*Problem statement*. Give only the number of lines in the records that include the string "times".

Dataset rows

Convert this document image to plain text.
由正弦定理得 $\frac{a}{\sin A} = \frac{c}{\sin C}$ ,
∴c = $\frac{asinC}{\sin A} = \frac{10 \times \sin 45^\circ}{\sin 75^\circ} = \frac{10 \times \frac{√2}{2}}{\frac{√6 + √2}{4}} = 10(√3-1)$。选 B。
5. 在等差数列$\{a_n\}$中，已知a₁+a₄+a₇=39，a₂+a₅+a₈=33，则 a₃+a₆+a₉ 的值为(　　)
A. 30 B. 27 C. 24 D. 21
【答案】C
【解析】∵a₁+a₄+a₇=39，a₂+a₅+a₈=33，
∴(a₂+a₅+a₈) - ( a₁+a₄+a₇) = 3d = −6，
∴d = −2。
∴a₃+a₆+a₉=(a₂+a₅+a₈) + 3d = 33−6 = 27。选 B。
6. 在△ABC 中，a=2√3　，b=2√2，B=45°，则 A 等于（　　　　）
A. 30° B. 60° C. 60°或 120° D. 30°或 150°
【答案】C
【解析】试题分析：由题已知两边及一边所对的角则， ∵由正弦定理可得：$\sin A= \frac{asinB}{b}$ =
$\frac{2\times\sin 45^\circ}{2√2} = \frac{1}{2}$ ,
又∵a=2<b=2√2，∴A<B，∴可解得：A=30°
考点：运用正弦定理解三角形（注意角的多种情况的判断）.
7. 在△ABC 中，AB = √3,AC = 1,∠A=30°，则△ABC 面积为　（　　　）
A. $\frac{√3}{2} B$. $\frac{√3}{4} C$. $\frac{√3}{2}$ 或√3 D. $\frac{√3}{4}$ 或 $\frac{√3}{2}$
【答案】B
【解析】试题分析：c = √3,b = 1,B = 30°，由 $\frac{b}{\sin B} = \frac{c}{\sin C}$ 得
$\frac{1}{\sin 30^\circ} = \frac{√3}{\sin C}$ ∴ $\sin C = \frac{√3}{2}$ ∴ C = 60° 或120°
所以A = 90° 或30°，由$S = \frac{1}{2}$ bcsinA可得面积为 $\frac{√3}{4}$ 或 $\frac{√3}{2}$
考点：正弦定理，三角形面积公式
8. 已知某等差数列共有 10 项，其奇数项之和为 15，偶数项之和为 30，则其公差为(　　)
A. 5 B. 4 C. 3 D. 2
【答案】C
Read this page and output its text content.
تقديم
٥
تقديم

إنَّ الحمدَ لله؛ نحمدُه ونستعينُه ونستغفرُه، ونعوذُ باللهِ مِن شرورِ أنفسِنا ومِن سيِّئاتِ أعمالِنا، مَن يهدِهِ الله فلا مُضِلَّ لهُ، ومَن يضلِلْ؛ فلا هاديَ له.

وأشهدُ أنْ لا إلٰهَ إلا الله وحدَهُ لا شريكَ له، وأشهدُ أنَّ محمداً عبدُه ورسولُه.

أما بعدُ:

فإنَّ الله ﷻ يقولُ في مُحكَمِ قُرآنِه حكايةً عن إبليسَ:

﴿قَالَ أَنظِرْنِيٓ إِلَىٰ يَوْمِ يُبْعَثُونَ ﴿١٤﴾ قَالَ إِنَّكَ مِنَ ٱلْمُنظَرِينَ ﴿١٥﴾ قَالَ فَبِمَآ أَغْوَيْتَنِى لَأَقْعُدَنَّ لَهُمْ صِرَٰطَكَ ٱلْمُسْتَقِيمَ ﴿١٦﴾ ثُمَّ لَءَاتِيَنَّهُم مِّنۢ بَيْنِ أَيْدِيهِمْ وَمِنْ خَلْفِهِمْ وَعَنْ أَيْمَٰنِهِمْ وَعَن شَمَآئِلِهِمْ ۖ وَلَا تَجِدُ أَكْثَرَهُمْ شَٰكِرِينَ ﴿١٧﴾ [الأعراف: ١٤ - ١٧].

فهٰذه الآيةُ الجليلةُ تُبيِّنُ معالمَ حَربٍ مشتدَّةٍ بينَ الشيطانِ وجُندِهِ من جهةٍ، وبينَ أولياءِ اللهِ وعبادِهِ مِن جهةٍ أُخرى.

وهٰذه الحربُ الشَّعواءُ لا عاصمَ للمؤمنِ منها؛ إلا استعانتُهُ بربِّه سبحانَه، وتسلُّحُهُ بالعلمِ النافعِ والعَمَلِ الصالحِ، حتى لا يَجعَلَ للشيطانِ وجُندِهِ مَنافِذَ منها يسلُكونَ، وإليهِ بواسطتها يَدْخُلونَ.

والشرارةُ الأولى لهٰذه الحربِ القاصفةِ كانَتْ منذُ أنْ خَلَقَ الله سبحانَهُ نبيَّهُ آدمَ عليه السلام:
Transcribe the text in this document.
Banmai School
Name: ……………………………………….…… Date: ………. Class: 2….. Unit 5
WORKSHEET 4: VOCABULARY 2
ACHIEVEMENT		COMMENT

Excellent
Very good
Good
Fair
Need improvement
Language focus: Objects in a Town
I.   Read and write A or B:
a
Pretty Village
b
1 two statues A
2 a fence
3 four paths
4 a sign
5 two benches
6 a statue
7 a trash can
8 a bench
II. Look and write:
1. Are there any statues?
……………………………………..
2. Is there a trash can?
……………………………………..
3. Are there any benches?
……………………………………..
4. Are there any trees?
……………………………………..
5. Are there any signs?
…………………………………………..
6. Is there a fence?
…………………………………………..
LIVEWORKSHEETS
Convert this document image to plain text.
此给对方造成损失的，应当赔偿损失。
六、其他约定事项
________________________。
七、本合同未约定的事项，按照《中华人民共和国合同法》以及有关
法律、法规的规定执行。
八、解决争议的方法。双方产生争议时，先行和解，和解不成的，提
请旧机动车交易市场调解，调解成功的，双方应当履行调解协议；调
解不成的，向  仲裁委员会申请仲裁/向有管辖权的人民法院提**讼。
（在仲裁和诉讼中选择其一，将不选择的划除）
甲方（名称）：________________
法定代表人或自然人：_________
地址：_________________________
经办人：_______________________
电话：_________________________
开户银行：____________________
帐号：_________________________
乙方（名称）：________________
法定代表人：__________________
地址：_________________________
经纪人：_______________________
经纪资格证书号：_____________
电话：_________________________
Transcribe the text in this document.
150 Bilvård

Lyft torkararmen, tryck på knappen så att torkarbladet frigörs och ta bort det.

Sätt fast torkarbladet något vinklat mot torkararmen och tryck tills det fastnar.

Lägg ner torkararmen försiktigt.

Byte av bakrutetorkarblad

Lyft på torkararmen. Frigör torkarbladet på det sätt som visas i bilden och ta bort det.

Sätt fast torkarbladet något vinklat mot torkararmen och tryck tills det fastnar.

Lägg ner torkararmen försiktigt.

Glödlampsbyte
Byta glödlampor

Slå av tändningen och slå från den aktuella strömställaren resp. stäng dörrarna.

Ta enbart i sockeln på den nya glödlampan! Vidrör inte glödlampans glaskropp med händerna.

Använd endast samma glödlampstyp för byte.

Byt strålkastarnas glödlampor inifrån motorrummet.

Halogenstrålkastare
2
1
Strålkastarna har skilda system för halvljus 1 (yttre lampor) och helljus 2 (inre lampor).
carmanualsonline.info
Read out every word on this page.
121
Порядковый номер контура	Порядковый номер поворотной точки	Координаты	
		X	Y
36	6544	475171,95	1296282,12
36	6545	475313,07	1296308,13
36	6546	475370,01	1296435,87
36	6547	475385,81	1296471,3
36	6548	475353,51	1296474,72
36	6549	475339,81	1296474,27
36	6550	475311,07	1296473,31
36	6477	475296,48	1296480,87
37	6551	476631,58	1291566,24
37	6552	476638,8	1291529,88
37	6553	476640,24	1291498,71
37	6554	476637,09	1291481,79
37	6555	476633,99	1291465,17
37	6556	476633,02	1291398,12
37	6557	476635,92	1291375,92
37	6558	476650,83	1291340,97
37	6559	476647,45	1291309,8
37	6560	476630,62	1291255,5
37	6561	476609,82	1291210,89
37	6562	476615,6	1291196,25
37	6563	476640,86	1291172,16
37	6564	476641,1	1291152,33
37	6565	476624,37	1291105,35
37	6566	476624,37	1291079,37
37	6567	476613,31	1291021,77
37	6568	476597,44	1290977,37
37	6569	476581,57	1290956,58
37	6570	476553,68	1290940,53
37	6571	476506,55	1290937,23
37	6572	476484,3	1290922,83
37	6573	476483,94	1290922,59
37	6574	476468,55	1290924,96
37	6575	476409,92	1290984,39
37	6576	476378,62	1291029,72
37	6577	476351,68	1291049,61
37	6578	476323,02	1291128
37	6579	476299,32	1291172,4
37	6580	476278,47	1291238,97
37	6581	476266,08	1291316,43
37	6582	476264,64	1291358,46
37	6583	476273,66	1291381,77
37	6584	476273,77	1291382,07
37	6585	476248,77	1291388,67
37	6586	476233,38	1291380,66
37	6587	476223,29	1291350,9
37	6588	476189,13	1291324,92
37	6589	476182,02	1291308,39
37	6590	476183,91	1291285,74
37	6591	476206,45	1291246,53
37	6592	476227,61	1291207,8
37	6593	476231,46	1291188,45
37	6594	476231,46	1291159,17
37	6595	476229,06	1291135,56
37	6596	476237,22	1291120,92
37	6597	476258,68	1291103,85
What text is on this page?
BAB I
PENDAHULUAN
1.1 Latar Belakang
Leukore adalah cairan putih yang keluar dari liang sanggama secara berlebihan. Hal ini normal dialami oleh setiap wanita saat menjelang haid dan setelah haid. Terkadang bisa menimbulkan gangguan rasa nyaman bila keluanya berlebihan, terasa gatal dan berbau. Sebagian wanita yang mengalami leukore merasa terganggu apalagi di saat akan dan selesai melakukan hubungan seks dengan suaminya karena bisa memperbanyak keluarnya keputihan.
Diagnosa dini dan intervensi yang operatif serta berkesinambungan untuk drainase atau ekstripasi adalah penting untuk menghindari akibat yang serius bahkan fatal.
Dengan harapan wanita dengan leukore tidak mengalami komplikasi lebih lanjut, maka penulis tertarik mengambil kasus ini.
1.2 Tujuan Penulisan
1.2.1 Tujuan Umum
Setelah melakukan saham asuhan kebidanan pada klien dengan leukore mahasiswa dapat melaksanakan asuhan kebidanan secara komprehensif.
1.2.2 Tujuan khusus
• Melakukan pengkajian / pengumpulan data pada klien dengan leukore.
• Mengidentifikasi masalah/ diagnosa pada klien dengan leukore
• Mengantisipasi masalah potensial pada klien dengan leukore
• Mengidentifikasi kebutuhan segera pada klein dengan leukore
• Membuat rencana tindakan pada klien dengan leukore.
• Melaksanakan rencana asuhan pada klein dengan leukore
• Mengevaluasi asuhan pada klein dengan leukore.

*Solution*. 2